--- Begin INPUT MATERIAL ---

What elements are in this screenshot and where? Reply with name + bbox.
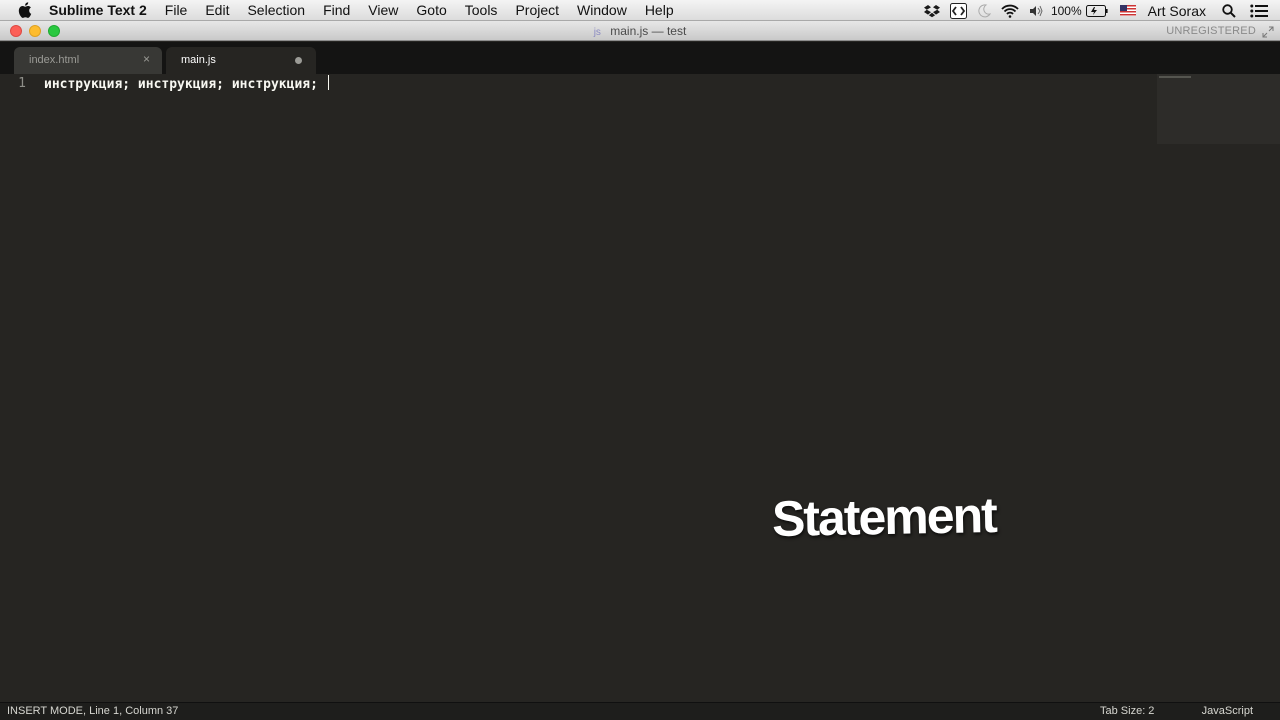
code-line[interactable]: инструкция; инструкция; инструкция; [44, 75, 329, 92]
menu-help[interactable]: Help [645, 2, 674, 18]
menu-selection[interactable]: Selection [247, 2, 305, 18]
menu-view[interactable]: View [368, 2, 398, 18]
cursor-position-status: INSERT MODE, Line 1, Column 37 [7, 705, 179, 717]
code-editor[interactable]: 1 инструкция; инструкция; инструкция; St… [0, 74, 1280, 702]
menu-goto[interactable]: Goto [416, 2, 446, 18]
tab-size-selector[interactable]: Tab Size: 2 [1100, 705, 1154, 717]
moon-icon[interactable] [977, 3, 991, 18]
minimap[interactable] [1157, 74, 1280, 144]
tab-strip: index.html × main.js [0, 42, 1280, 74]
menu-extras: 100% Art Sorax [914, 0, 1280, 21]
syntax-selector[interactable]: JavaScript [1202, 705, 1253, 717]
unsaved-dot-icon[interactable] [295, 57, 302, 64]
menu-app-name[interactable]: Sublime Text 2 [49, 2, 147, 18]
fullscreen-icon[interactable] [1262, 25, 1274, 43]
tab-main-js[interactable]: main.js [166, 47, 316, 74]
apple-icon[interactable] [17, 2, 33, 19]
list-icon[interactable] [1250, 4, 1268, 18]
flag-icon[interactable] [1119, 5, 1136, 16]
battery-icon[interactable] [1085, 4, 1108, 17]
js-file-icon: js [593, 27, 601, 38]
volume-icon[interactable] [1029, 4, 1043, 18]
video-caption: Statement [771, 487, 997, 547]
battery-percentage: 100% [1050, 3, 1082, 18]
menu-file[interactable]: File [165, 2, 188, 18]
window-title: js main.js — test [0, 24, 1280, 38]
menu-window[interactable]: Window [577, 2, 627, 18]
wifi-icon[interactable] [1001, 4, 1019, 18]
status-bar: INSERT MODE, Line 1, Column 37 Tab Size:… [0, 702, 1280, 720]
menu-find[interactable]: Find [323, 2, 350, 18]
user-name[interactable]: Art Sorax [1148, 3, 1206, 19]
menu-project[interactable]: Project [515, 2, 559, 18]
text-cursor [327, 75, 329, 90]
close-icon[interactable]: × [143, 52, 150, 66]
tab-index-html[interactable]: index.html × [14, 47, 162, 74]
window-titlebar: js main.js — test UNREGISTERED [0, 21, 1280, 41]
line-number: 1 [18, 76, 26, 91]
dropbox-icon[interactable] [923, 4, 940, 18]
tab-label: index.html [29, 54, 80, 66]
window-title-text: main.js — test [610, 24, 687, 38]
menu-bar: Sublime Text 2 File Edit Selection Find … [0, 0, 1280, 21]
code-line-text: инструкция; инструкция; инструкция; [44, 77, 326, 92]
menu-edit[interactable]: Edit [205, 2, 229, 18]
search-icon[interactable] [1222, 3, 1236, 18]
bracket-icon[interactable] [949, 2, 967, 19]
menu-tools[interactable]: Tools [465, 2, 498, 18]
unregistered-label: UNREGISTERED [1166, 25, 1256, 37]
minimap-line [1159, 76, 1191, 78]
tab-label: main.js [181, 54, 216, 66]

--- End INPUT MATERIAL ---

PROBLEM DETAILS: Can you echo all of the records above line for line, leaving out the pictures?

PROBLEM SOLUTION:
What elements are in this screenshot and where? Reply with name + bbox.
code-line[interactable]: инструкция; инструкция; инструкция; [44, 75, 329, 92]
menu-help[interactable]: Help [645, 2, 674, 18]
menu-selection[interactable]: Selection [247, 2, 305, 18]
menu-view[interactable]: View [368, 2, 398, 18]
cursor-position-status: INSERT MODE, Line 1, Column 37 [7, 705, 179, 717]
code-editor[interactable]: 1 инструкция; инструкция; инструкция; St… [0, 74, 1280, 702]
menu-goto[interactable]: Goto [416, 2, 446, 18]
tab-size-selector[interactable]: Tab Size: 2 [1100, 705, 1154, 717]
moon-icon[interactable] [977, 3, 991, 18]
minimap[interactable] [1157, 74, 1280, 144]
tab-strip: index.html × main.js [0, 42, 1280, 74]
menu-extras: 100% Art Sorax [914, 0, 1280, 21]
syntax-selector[interactable]: JavaScript [1202, 705, 1253, 717]
unsaved-dot-icon[interactable] [295, 57, 302, 64]
menu-app-name[interactable]: Sublime Text 2 [49, 2, 147, 18]
fullscreen-icon[interactable] [1262, 25, 1274, 43]
tab-main-js[interactable]: main.js [166, 47, 316, 74]
apple-icon[interactable] [17, 2, 33, 19]
list-icon[interactable] [1250, 4, 1268, 18]
flag-icon[interactable] [1119, 5, 1136, 16]
battery-icon[interactable] [1085, 4, 1108, 17]
js-file-icon: js [593, 27, 601, 38]
volume-icon[interactable] [1029, 4, 1043, 18]
video-caption: Statement [771, 487, 997, 547]
battery-percentage: 100% [1050, 3, 1082, 18]
menu-file[interactable]: File [165, 2, 188, 18]
window-title: js main.js — test [0, 24, 1280, 38]
menu-window[interactable]: Window [577, 2, 627, 18]
wifi-icon[interactable] [1001, 4, 1019, 18]
status-bar: INSERT MODE, Line 1, Column 37 Tab Size:… [0, 702, 1280, 720]
menu-find[interactable]: Find [323, 2, 350, 18]
user-name[interactable]: Art Sorax [1148, 3, 1206, 19]
menu-project[interactable]: Project [515, 2, 559, 18]
text-cursor [327, 75, 329, 90]
close-icon[interactable]: × [143, 52, 150, 66]
tab-index-html[interactable]: index.html × [14, 47, 162, 74]
window-titlebar: js main.js — test UNREGISTERED [0, 21, 1280, 41]
line-number: 1 [18, 76, 26, 91]
dropbox-icon[interactable] [923, 4, 940, 18]
tab-label: index.html [29, 54, 80, 66]
window-title-text: main.js — test [610, 24, 687, 38]
menu-bar: Sublime Text 2 File Edit Selection Find … [0, 0, 1280, 21]
code-line-text: инструкция; инструкция; инструкция; [44, 77, 326, 92]
menu-edit[interactable]: Edit [205, 2, 229, 18]
search-icon[interactable] [1222, 3, 1236, 18]
bracket-icon[interactable] [949, 2, 967, 19]
menu-tools[interactable]: Tools [465, 2, 498, 18]
unregistered-label: UNREGISTERED [1166, 25, 1256, 37]
minimap-line [1159, 76, 1191, 78]
tab-label: main.js [181, 54, 216, 66]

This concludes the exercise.